*** EXCERPTED DATA ***
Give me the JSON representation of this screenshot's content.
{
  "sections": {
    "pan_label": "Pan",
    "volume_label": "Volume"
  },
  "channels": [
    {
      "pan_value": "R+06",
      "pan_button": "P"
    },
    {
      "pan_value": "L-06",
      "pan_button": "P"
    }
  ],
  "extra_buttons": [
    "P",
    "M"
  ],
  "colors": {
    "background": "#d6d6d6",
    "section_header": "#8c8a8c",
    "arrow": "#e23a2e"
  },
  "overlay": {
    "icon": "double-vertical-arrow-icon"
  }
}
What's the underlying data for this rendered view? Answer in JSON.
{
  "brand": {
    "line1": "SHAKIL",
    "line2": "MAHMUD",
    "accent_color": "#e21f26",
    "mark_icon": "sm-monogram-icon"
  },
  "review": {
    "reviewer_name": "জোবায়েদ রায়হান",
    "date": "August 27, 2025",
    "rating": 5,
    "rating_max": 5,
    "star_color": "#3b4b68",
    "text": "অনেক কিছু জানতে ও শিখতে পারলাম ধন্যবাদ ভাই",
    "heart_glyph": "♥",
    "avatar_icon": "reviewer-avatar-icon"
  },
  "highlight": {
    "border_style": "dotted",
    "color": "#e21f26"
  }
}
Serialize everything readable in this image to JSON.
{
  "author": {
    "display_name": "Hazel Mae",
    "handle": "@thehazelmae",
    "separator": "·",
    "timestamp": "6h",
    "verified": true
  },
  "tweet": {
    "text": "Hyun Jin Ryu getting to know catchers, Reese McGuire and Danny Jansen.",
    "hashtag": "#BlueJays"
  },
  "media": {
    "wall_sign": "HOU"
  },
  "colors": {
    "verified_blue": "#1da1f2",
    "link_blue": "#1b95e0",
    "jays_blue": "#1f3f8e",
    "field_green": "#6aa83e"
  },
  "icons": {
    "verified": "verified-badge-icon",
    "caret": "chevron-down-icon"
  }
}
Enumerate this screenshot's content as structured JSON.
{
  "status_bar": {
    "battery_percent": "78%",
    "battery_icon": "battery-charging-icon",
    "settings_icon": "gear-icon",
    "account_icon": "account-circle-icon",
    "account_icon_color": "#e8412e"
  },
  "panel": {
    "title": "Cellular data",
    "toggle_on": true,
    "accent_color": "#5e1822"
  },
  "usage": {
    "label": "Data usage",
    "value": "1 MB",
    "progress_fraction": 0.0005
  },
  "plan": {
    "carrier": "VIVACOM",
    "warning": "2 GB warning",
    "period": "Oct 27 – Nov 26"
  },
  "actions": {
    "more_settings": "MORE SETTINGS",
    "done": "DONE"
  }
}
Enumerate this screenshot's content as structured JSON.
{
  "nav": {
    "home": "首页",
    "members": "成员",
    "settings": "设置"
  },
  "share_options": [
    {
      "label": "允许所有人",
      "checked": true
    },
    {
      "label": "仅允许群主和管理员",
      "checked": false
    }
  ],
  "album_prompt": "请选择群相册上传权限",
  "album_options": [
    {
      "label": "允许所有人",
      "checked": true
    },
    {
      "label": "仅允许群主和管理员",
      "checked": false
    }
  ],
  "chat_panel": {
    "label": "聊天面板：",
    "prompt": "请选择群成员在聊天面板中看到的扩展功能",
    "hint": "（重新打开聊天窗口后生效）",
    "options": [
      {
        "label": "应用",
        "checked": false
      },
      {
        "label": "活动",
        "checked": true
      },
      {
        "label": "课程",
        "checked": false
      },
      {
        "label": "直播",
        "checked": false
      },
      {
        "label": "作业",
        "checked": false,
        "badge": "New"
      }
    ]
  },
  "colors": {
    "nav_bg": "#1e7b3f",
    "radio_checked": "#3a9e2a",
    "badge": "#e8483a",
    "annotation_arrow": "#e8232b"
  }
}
***
WHAT THE TASK ASKS.
Reproduce the material above without altering a single character.

SOLUTION.
Give me the JSON representation of this screenshot's content.
{
  "sections": {
    "pan_label": "Pan",
    "volume_label": "Volume"
  },
  "channels": [
    {
      "pan_value": "R+06",
      "pan_button": "P"
    },
    {
      "pan_value": "L-06",
      "pan_button": "P"
    }
  ],
  "extra_buttons": [
    "P",
    "M"
  ],
  "colors": {
    "background": "#d6d6d6",
    "section_header": "#8c8a8c",
    "arrow": "#e23a2e"
  },
  "overlay": {
    "icon": "double-vertical-arrow-icon"
  }
}
What's the underlying data for this rendered view? Answer in JSON.
{
  "brand": {
    "line1": "SHAKIL",
    "line2": "MAHMUD",
    "accent_color": "#e21f26",
    "mark_icon": "sm-monogram-icon"
  },
  "review": {
    "reviewer_name": "জোবায়েদ রায়হান",
    "date": "August 27, 2025",
    "rating": 5,
    "rating_max": 5,
    "star_color": "#3b4b68",
    "text": "অনেক কিছু জানতে ও শিখতে পারলাম ধন্যবাদ ভাই",
    "heart_glyph": "♥",
    "avatar_icon": "reviewer-avatar-icon"
  },
  "highlight": {
    "border_style": "dotted",
    "color": "#e21f26"
  }
}
Serialize everything readable in this image to JSON.
{
  "author": {
    "display_name": "Hazel Mae",
    "handle": "@thehazelmae",
    "separator": "·",
    "timestamp": "6h",
    "verified": true
  },
  "tweet": {
    "text": "Hyun Jin Ryu getting to know catchers, Reese McGuire and Danny Jansen.",
    "hashtag": "#BlueJays"
  },
  "media": {
    "wall_sign": "HOU"
  },
  "colors": {
    "verified_blue": "#1da1f2",
    "link_blue": "#1b95e0",
    "jays_blue": "#1f3f8e",
    "field_green": "#6aa83e"
  },
  "icons": {
    "verified": "verified-badge-icon",
    "caret": "chevron-down-icon"
  }
}
Enumerate this screenshot's content as structured JSON.
{
  "status_bar": {
    "battery_percent": "78%",
    "battery_icon": "battery-charging-icon",
    "settings_icon": "gear-icon",
    "account_icon": "account-circle-icon",
    "account_icon_color": "#e8412e"
  },
  "panel": {
    "title": "Cellular data",
    "toggle_on": true,
    "accent_color": "#5e1822"
  },
  "usage": {
    "label": "Data usage",
    "value": "1 MB",
    "progress_fraction": 0.0005
  },
  "plan": {
    "carrier": "VIVACOM",
    "warning": "2 GB warning",
    "period": "Oct 27 – Nov 26"
  },
  "actions": {
    "more_settings": "MORE SETTINGS",
    "done": "DONE"
  }
}
Enumerate this screenshot's content as structured JSON.
{
  "nav": {
    "home": "首页",
    "members": "成员",
    "settings": "设置"
  },
  "share_options": [
    {
      "label": "允许所有人",
      "checked": true
    },
    {
      "label": "仅允许群主和管理员",
      "checked": false
    }
  ],
  "album_prompt": "请选择群相册上传权限",
  "album_options": [
    {
      "label": "允许所有人",
      "checked": true
    },
    {
      "label": "仅允许群主和管理员",
      "checked": false
    }
  ],
  "chat_panel": {
    "label": "聊天面板：",
    "prompt": "请选择群成员在聊天面板中看到的扩展功能",
    "hint": "（重新打开聊天窗口后生效）",
    "options": [
      {
        "label": "应用",
        "checked": false
      },
      {
        "label": "活动",
        "checked": true
      },
      {
        "label": "课程",
        "checked": false
      },
      {
        "label": "直播",
        "checked": false
      },
      {
        "label": "作业",
        "checked": false,
        "badge": "New"
      }
    ]
  },
  "colors": {
    "nav_bg": "#1e7b3f",
    "radio_checked": "#3a9e2a",
    "badge": "#e8483a",
    "annotation_arrow": "#e8232b"
  }
}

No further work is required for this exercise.